**What is being asked**
Copy each line of the material below that includes the string "text".

**Entries provided**
........

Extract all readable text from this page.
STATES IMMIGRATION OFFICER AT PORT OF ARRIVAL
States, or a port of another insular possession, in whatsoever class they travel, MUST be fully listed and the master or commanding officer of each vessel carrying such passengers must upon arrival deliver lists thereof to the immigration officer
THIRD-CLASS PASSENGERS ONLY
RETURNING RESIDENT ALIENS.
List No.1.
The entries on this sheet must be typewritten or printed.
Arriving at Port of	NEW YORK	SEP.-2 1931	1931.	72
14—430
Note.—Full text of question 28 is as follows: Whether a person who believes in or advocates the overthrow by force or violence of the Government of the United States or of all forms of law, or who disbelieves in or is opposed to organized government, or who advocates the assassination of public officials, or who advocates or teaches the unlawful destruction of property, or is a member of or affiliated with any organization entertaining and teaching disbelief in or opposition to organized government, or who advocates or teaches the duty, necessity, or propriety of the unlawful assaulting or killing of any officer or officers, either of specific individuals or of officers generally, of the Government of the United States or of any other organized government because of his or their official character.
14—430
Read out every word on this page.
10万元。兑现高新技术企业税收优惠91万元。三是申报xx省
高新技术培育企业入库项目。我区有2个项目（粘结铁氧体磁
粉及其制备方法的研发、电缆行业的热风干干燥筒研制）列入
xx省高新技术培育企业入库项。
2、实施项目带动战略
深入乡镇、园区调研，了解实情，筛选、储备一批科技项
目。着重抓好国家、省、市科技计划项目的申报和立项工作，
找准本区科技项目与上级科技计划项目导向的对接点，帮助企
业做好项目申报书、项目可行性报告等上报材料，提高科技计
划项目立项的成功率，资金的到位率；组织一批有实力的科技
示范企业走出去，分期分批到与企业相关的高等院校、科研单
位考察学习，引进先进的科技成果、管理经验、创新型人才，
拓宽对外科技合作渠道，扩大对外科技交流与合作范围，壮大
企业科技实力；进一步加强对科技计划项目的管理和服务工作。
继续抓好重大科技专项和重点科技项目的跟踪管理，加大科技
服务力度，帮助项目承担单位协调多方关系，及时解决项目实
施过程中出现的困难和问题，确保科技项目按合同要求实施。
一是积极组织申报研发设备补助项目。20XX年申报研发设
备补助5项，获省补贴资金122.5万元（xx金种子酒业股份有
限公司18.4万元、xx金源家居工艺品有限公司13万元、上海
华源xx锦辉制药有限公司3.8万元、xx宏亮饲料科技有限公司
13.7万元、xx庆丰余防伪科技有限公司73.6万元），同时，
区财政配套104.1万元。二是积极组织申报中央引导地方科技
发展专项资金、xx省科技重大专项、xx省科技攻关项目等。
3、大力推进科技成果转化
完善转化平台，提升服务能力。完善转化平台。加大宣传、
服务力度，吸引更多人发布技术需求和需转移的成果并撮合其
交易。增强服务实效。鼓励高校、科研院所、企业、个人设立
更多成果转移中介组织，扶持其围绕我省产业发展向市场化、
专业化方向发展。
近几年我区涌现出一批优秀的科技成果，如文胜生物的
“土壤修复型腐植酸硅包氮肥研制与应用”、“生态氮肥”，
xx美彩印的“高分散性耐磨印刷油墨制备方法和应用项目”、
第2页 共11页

........

**Result for this exercise**
Extract all readable text from this page.
Note.—Full text of question 28 is as follows: Whether a person who believes in or advocates the overthrow by force or violence of the Government of the United States or of all forms of law, or who disbelieves in or is opposed to organized government, or who advocates the assassination of public officials, or who advocates or teaches the unlawful destruction of property, or is a member of or affiliated with any organization entertaining and teaching disbelief in or opposition to organized government, or who advocates or teaches the duty, necessity, or propriety of the unlawful assaulting or killing of any officer or officers, either of specific individuals or of officers generally, of the Government of the United States or of any other organized government because of his or their official character.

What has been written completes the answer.